> **Material for the task**:
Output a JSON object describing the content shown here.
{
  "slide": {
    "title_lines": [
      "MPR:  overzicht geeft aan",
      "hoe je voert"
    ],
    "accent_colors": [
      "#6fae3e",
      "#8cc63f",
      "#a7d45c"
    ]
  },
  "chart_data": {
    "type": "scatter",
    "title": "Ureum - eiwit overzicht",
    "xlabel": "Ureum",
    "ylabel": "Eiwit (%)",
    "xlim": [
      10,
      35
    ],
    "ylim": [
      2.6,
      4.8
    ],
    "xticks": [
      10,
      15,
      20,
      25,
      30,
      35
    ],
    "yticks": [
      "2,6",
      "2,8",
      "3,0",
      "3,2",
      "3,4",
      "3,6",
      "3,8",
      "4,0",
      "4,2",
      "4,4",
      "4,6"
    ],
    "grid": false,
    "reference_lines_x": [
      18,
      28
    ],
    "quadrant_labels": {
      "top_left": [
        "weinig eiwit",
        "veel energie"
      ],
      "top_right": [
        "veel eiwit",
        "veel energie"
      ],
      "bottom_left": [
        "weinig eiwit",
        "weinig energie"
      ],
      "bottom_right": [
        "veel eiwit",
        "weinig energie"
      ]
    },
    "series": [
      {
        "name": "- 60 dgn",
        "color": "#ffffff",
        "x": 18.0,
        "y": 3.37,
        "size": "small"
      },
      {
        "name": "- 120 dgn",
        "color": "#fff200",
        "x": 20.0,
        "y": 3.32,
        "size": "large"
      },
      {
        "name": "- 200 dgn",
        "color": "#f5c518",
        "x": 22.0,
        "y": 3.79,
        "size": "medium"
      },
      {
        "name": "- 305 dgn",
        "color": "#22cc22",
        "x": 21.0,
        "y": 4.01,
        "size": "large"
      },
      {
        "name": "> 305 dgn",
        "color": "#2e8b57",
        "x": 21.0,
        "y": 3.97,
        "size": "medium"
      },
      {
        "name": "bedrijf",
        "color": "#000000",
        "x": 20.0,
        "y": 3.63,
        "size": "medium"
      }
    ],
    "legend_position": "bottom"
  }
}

> **What the task requires**: Set out the complete listing exactly as shown.

> **The reply**:
Output a JSON object describing the content shown here.
{
  "slide": {
    "title_lines": [
      "MPR:  overzicht geeft aan",
      "hoe je voert"
    ],
    "accent_colors": [
      "#6fae3e",
      "#8cc63f",
      "#a7d45c"
    ]
  },
  "chart_data": {
    "type": "scatter",
    "title": "Ureum - eiwit overzicht",
    "xlabel": "Ureum",
    "ylabel": "Eiwit (%)",
    "xlim": [
      10,
      35
    ],
    "ylim": [
      2.6,
      4.8
    ],
    "xticks": [
      10,
      15,
      20,
      25,
      30,
      35
    ],
    "yticks": [
      "2,6",
      "2,8",
      "3,0",
      "3,2",
      "3,4",
      "3,6",
      "3,8",
      "4,0",
      "4,2",
      "4,4",
      "4,6"
    ],
    "grid": false,
    "reference_lines_x": [
      18,
      28
    ],
    "quadrant_labels": {
      "top_left": [
        "weinig eiwit",
        "veel energie"
      ],
      "top_right": [
        "veel eiwit",
        "veel energie"
      ],
      "bottom_left": [
        "weinig eiwit",
        "weinig energie"
      ],
      "bottom_right": [
        "veel eiwit",
        "weinig energie"
      ]
    },
    "series": [
      {
        "name": "- 60 dgn",
        "color": "#ffffff",
        "x": 18.0,
        "y": 3.37,
        "size": "small"
      },
      {
        "name": "- 120 dgn",
        "color": "#fff200",
        "x": 20.0,
        "y": 3.32,
        "size": "large"
      },
      {
        "name": "- 200 dgn",
        "color": "#f5c518",
        "x": 22.0,
        "y": 3.79,
        "size": "medium"
      },
      {
        "name": "- 305 dgn",
        "color": "#22cc22",
        "x": 21.0,
        "y": 4.01,
        "size": "large"
      },
      {
        "name": "> 305 dgn",
        "color": "#2e8b57",
        "x": 21.0,
        "y": 3.97,
        "size": "medium"
      },
      {
        "name": "bedrijf",
        "color": "#000000",
        "x": 20.0,
        "y": 3.63,
        "size": "medium"
      }
    ],
    "legend_position": "bottom"
  }
}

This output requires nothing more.